- **Raw records**:

☆ ☆ ☆

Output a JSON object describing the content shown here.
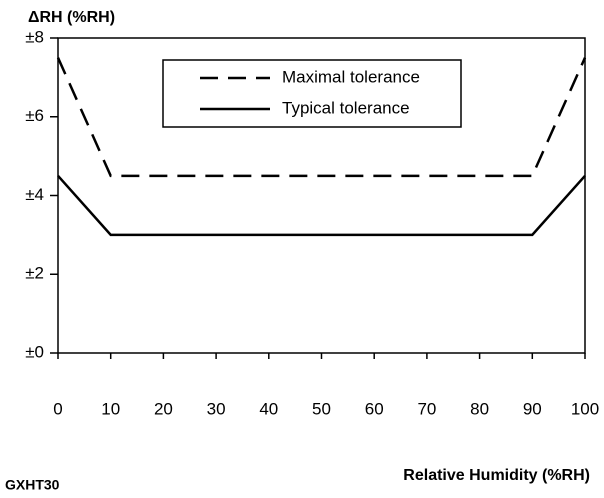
{
  "chart_data": {
    "type": "line",
    "y_label": "ΔRH (%RH)",
    "x_label": "Relative Humidity (%RH)",
    "model": "GXHT30",
    "x": [
      0,
      10,
      90,
      100
    ],
    "series": [
      {
        "name": "Maximal tolerance",
        "color": "#000000",
        "dash": true,
        "values": [
          7.5,
          4.5,
          4.5,
          7.5
        ]
      },
      {
        "name": "Typical tolerance",
        "color": "#000000",
        "dash": false,
        "values": [
          4.5,
          3,
          3,
          4.5
        ]
      }
    ],
    "xlim": [
      0,
      100
    ],
    "xticks": [
      0,
      10,
      20,
      30,
      40,
      50,
      60,
      70,
      80,
      90,
      100
    ],
    "ylim": [
      0,
      8
    ],
    "yticks": [
      {
        "value": 0,
        "label": "±0"
      },
      {
        "value": 2,
        "label": "±2"
      },
      {
        "value": 4,
        "label": "±4"
      },
      {
        "value": 6,
        "label": "±6"
      },
      {
        "value": 8,
        "label": "±8"
      }
    ]
  }
}
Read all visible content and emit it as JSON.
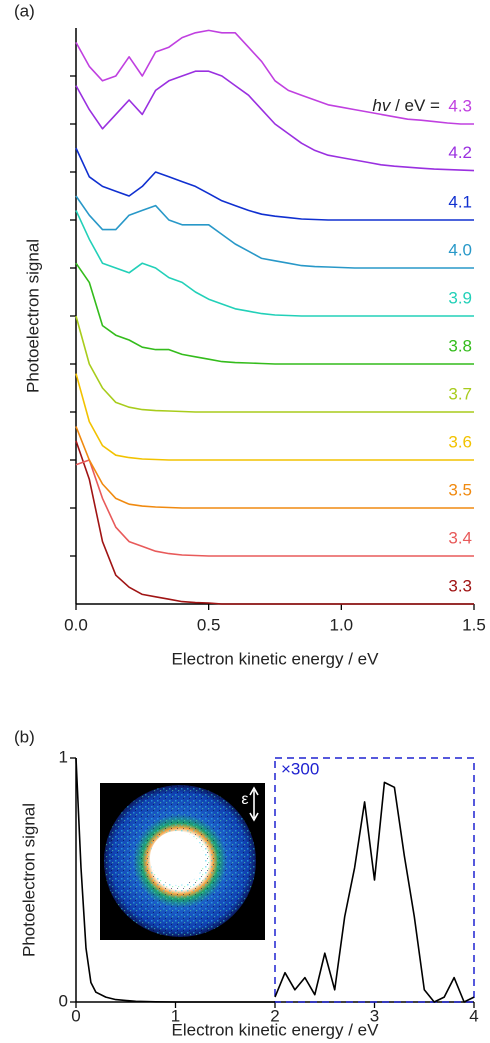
{
  "chart_data": [
    {
      "type": "line",
      "panel_label": "(a)",
      "ylabel": "Photoelectron signal",
      "xlabel": "Electron kinetic energy / eV",
      "xlim": [
        0,
        1.5
      ],
      "ylim": [
        0,
        12
      ],
      "xticks": [
        {
          "value": 0,
          "label": "0.0"
        },
        {
          "value": 0.5,
          "label": "0.5"
        },
        {
          "value": 1,
          "label": "1.0"
        },
        {
          "value": 1.5,
          "label": "1.5"
        }
      ],
      "yticks": [
        1,
        2,
        3,
        4,
        5,
        6,
        7,
        8,
        9,
        10,
        11
      ],
      "legend_prefix": {
        "italic": "hv",
        "text": " / eV ="
      },
      "x": [
        0,
        0.05,
        0.1,
        0.15,
        0.2,
        0.25,
        0.3,
        0.35,
        0.4,
        0.45,
        0.5,
        0.55,
        0.6,
        0.65,
        0.7,
        0.75,
        0.8,
        0.85,
        0.9,
        0.95,
        1.0,
        1.05,
        1.1,
        1.15,
        1.2,
        1.25,
        1.3,
        1.35,
        1.4,
        1.45,
        1.5
      ],
      "series": [
        {
          "name": "3.3",
          "color": "#a01414",
          "values": [
            3.4,
            2.6,
            1.3,
            0.6,
            0.35,
            0.2,
            0.15,
            0.1,
            0.05,
            0.03,
            0.02,
            0,
            0,
            0,
            0,
            0,
            0,
            0,
            0,
            0,
            0,
            0,
            0,
            0,
            0,
            0,
            0,
            0,
            0,
            0,
            0
          ]
        },
        {
          "name": "3.4",
          "color": "#e85a5a",
          "values": [
            2.9,
            3.0,
            2.2,
            1.6,
            1.3,
            1.2,
            1.1,
            1.05,
            1.02,
            1.01,
            1,
            1,
            1,
            1,
            1,
            1,
            1,
            1,
            1,
            1,
            1,
            1,
            1,
            1,
            1,
            1,
            1,
            1,
            1,
            1,
            1
          ]
        },
        {
          "name": "3.5",
          "color": "#f08a10",
          "values": [
            3.7,
            3.0,
            2.5,
            2.2,
            2.08,
            2.04,
            2.02,
            2.01,
            2,
            2,
            2,
            2,
            2,
            2,
            2,
            2,
            2,
            2,
            2,
            2,
            2,
            2,
            2,
            2,
            2,
            2,
            2,
            2,
            2,
            2,
            2
          ]
        },
        {
          "name": "3.6",
          "color": "#f2c200",
          "values": [
            4.8,
            3.8,
            3.3,
            3.1,
            3.05,
            3.02,
            3.01,
            3,
            3,
            3,
            3,
            3,
            3,
            3,
            3,
            3,
            3,
            3,
            3,
            3,
            3,
            3,
            3,
            3,
            3,
            3,
            3,
            3,
            3,
            3,
            3
          ]
        },
        {
          "name": "3.7",
          "color": "#a8cc1c",
          "values": [
            6.0,
            5.0,
            4.5,
            4.2,
            4.1,
            4.05,
            4.03,
            4.02,
            4.01,
            4,
            4,
            4,
            4,
            4,
            4,
            4,
            4,
            4,
            4,
            4,
            4,
            4,
            4,
            4,
            4,
            4,
            4,
            4,
            4,
            4,
            4
          ]
        },
        {
          "name": "3.8",
          "color": "#34bc1c",
          "values": [
            7.1,
            6.7,
            5.8,
            5.6,
            5.5,
            5.35,
            5.3,
            5.3,
            5.2,
            5.15,
            5.1,
            5.05,
            5.03,
            5.02,
            5.01,
            5,
            5,
            5,
            5,
            5,
            5,
            5,
            5,
            5,
            5,
            5,
            5,
            5,
            5,
            5,
            5
          ]
        },
        {
          "name": "3.9",
          "color": "#22d0b8",
          "values": [
            8.2,
            7.6,
            7.1,
            7.0,
            6.9,
            7.1,
            7.0,
            6.8,
            6.7,
            6.5,
            6.35,
            6.25,
            6.15,
            6.1,
            6.05,
            6.02,
            6.01,
            6,
            6,
            6,
            6,
            6,
            6,
            6,
            6,
            6,
            6,
            6,
            6,
            6,
            6
          ]
        },
        {
          "name": "4.0",
          "color": "#2898c8",
          "values": [
            8.5,
            8.1,
            7.8,
            7.8,
            8.1,
            8.2,
            8.3,
            8.0,
            7.9,
            7.9,
            7.9,
            7.7,
            7.5,
            7.35,
            7.2,
            7.15,
            7.1,
            7.05,
            7.03,
            7.02,
            7.01,
            7,
            7,
            7,
            7,
            7,
            7,
            7,
            7,
            7,
            7
          ]
        },
        {
          "name": "4.1",
          "color": "#1030d0",
          "values": [
            9.5,
            8.9,
            8.7,
            8.6,
            8.5,
            8.7,
            9.0,
            8.9,
            8.8,
            8.7,
            8.55,
            8.4,
            8.3,
            8.2,
            8.12,
            8.08,
            8.05,
            8.02,
            8.01,
            8,
            8,
            8,
            8,
            8,
            8,
            8,
            8,
            8,
            8,
            8,
            8
          ]
        },
        {
          "name": "4.2",
          "color": "#9a30e0",
          "values": [
            10.8,
            10.3,
            9.9,
            10.2,
            10.5,
            10.2,
            10.7,
            10.9,
            11.0,
            11.1,
            11.1,
            11.0,
            10.8,
            10.6,
            10.3,
            10.0,
            9.8,
            9.6,
            9.45,
            9.35,
            9.3,
            9.25,
            9.2,
            9.15,
            9.12,
            9.1,
            9.08,
            9.06,
            9.05,
            9.04,
            9.03
          ]
        },
        {
          "name": "4.3",
          "color": "#c040e0",
          "values": [
            11.7,
            11.2,
            10.9,
            11.0,
            11.4,
            11.0,
            11.5,
            11.6,
            11.8,
            11.9,
            11.95,
            11.9,
            11.9,
            11.6,
            11.3,
            10.9,
            10.7,
            10.6,
            10.5,
            10.4,
            10.35,
            10.3,
            10.25,
            10.2,
            10.15,
            10.1,
            10.08,
            10.05,
            10.02,
            10,
            10
          ]
        }
      ]
    },
    {
      "type": "line",
      "panel_label": "(b)",
      "ylabel": "Photoelectron signal",
      "xlabel": "Electron kinetic energy / eV",
      "xlim": [
        0,
        4
      ],
      "ylim": [
        0,
        1
      ],
      "xticks": [
        0,
        1,
        2,
        3,
        4
      ],
      "yticks": [
        0,
        1
      ],
      "box_label": "×300",
      "box_color": "#1f22d0",
      "inset_label": "ε",
      "series": [
        {
          "color": "#000000",
          "x": [
            0,
            0.05,
            0.1,
            0.15,
            0.2,
            0.3,
            0.4,
            0.6,
            0.8,
            1.0,
            1.5,
            2.0
          ],
          "values": [
            1,
            0.55,
            0.22,
            0.08,
            0.04,
            0.02,
            0.01,
            0.003,
            0.001,
            0,
            0,
            0
          ]
        },
        {
          "color": "#000000",
          "x": [
            2.0,
            2.1,
            2.2,
            2.3,
            2.4,
            2.5,
            2.6,
            2.7,
            2.8,
            2.9,
            3.0,
            3.1,
            3.2,
            3.3,
            3.4,
            3.5,
            3.6,
            3.7,
            3.8,
            3.9,
            4.0
          ],
          "values": [
            0.02,
            0.12,
            0.05,
            0.1,
            0.03,
            0.2,
            0.05,
            0.35,
            0.55,
            0.82,
            0.5,
            0.9,
            0.88,
            0.6,
            0.35,
            0.05,
            0,
            0.02,
            0.1,
            0,
            0.02
          ]
        }
      ]
    }
  ]
}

☆ ☆ ☆

- **What the exercise asks**: From the records above, work out how many lines contain the string "tolerance". Give only the number.

- **Exercise answer**: 2